[Data records]
[Begin]

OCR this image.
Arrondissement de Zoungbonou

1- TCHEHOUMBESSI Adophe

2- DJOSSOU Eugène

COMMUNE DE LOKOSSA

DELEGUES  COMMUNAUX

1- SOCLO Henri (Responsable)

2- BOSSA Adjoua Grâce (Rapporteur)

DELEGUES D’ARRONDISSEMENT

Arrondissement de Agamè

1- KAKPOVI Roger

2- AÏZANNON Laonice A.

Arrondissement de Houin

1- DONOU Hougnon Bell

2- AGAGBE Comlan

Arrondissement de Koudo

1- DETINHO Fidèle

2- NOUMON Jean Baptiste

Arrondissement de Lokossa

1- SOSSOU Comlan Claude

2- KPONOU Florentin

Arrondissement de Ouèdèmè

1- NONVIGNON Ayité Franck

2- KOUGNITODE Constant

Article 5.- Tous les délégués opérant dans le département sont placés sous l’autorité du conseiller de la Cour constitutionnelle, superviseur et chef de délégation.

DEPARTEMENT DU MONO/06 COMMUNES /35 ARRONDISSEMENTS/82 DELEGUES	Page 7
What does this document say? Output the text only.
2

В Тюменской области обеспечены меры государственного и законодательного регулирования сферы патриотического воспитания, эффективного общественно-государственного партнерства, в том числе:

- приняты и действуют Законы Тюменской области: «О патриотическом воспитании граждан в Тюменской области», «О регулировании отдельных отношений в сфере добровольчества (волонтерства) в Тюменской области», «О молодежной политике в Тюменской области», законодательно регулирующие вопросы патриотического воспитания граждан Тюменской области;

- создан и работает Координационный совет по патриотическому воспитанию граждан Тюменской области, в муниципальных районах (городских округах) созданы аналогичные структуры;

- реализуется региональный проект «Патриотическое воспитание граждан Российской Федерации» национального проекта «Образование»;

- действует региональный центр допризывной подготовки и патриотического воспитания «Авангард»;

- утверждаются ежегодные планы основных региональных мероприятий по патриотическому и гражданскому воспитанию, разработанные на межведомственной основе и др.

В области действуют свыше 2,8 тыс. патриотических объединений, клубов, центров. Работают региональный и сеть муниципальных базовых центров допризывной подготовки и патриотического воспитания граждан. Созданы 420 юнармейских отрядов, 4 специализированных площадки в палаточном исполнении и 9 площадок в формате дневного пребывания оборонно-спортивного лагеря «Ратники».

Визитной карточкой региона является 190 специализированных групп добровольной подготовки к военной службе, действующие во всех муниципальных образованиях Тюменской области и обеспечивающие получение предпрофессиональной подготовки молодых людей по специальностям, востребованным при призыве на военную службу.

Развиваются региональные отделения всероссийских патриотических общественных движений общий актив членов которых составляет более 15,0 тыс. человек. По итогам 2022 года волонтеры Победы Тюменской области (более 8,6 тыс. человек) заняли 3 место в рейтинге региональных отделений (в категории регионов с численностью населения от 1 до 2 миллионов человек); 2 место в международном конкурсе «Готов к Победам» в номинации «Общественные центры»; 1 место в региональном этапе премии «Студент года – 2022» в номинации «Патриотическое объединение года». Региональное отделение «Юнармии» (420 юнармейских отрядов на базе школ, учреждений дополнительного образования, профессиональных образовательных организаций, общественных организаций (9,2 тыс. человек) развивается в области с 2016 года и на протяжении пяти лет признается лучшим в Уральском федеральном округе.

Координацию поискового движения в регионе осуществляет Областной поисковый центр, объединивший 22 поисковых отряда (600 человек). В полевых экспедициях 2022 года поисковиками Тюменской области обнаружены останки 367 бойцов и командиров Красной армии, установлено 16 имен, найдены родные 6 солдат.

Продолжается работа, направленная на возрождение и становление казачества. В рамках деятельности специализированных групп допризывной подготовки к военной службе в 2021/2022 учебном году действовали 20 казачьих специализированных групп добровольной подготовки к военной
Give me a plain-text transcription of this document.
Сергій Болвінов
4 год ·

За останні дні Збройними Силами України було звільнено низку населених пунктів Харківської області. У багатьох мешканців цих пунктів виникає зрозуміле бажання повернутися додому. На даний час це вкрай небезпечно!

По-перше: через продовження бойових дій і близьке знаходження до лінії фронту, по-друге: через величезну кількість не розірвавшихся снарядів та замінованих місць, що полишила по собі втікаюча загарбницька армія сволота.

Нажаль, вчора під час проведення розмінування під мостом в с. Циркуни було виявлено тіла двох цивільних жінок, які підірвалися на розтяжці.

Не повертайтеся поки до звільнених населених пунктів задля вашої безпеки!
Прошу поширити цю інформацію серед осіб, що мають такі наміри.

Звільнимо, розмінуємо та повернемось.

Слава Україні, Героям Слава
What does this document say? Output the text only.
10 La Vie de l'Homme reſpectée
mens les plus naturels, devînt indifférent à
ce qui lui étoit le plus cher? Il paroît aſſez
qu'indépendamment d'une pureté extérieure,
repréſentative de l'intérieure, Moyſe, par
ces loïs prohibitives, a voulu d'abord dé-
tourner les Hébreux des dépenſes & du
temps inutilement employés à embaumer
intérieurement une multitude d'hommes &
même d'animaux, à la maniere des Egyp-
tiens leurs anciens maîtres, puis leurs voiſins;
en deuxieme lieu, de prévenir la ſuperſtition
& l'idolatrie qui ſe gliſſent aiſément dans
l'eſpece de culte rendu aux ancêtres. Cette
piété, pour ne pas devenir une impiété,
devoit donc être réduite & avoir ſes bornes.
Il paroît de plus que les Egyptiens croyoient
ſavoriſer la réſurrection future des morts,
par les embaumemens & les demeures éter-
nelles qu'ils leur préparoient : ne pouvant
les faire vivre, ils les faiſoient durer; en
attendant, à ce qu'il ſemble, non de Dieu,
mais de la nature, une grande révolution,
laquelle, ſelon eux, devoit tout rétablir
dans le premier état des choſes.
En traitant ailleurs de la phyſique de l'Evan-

[End]

*PROBLEM DETAILS:* Gather up every line in the data above that contains the word "добровольной", copying each one.

*OUTPUT:*
Визитной карточкой региона является 190 специализированных групп добровольной подготовки к военной службе, действующие во всех муниципальных образованиях Тюменской области и обеспечивающие получение предпрофессиональной подготовки молодых людей по специальностям, востребованным при призыве на военную службу.
Продолжается работа, направленная на возрождение и становление казачества. В рамках деятельности специализированных групп допризывной подготовки к военной службе в 2021/2022 учебном году действовали 20 казачьих специализированных групп добровольной подготовки к военной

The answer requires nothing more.